* [TASK INSTRUCTIONS]: Set down every record once more, exactly as given.

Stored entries
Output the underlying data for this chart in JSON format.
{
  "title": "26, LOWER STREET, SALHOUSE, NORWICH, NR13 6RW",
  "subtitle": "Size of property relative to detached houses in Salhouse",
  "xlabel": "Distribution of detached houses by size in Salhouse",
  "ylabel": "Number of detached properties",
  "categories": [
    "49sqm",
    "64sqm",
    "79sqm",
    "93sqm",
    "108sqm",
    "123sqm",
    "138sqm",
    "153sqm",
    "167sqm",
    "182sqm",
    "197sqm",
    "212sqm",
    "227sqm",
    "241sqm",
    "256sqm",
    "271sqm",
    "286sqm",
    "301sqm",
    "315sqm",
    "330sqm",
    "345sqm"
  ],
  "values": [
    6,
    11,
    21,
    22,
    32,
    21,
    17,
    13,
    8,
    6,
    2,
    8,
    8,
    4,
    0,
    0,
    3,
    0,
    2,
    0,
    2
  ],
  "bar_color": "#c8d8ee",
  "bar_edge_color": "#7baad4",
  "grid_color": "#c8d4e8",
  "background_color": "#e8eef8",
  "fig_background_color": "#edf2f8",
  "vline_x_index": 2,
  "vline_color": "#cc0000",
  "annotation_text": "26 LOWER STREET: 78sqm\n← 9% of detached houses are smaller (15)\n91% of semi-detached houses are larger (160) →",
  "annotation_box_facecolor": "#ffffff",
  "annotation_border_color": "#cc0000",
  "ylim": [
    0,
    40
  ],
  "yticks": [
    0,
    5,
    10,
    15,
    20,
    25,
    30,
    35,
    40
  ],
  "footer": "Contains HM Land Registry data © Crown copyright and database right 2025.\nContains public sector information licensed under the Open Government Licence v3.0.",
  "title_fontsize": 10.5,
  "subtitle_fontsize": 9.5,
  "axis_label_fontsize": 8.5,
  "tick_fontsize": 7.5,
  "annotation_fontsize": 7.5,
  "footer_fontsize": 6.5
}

* [FULL OUTPUT]:
Output the underlying data for this chart in JSON format.
{
  "title": "26, LOWER STREET, SALHOUSE, NORWICH, NR13 6RW",
  "subtitle": "Size of property relative to detached houses in Salhouse",
  "xlabel": "Distribution of detached houses by size in Salhouse",
  "ylabel": "Number of detached properties",
  "categories": [
    "49sqm",
    "64sqm",
    "79sqm",
    "93sqm",
    "108sqm",
    "123sqm",
    "138sqm",
    "153sqm",
    "167sqm",
    "182sqm",
    "197sqm",
    "212sqm",
    "227sqm",
    "241sqm",
    "256sqm",
    "271sqm",
    "286sqm",
    "301sqm",
    "315sqm",
    "330sqm",
    "345sqm"
  ],
  "values": [
    6,
    11,
    21,
    22,
    32,
    21,
    17,
    13,
    8,
    6,
    2,
    8,
    8,
    4,
    0,
    0,
    3,
    0,
    2,
    0,
    2
  ],
  "bar_color": "#c8d8ee",
  "bar_edge_color": "#7baad4",
  "grid_color": "#c8d4e8",
  "background_color": "#e8eef8",
  "fig_background_color": "#edf2f8",
  "vline_x_index": 2,
  "vline_color": "#cc0000",
  "annotation_text": "26 LOWER STREET: 78sqm\n← 9% of detached houses are smaller (15)\n91% of semi-detached houses are larger (160) →",
  "annotation_box_facecolor": "#ffffff",
  "annotation_border_color": "#cc0000",
  "ylim": [
    0,
    40
  ],
  "yticks": [
    0,
    5,
    10,
    15,
    20,
    25,
    30,
    35,
    40
  ],
  "footer": "Contains HM Land Registry data © Crown copyright and database right 2025.\nContains public sector information licensed under the Open Government Licence v3.0.",
  "title_fontsize": 10.5,
  "subtitle_fontsize": 9.5,
  "axis_label_fontsize": 8.5,
  "tick_fontsize": 7.5,
  "annotation_fontsize": 7.5,
  "footer_fontsize": 6.5
}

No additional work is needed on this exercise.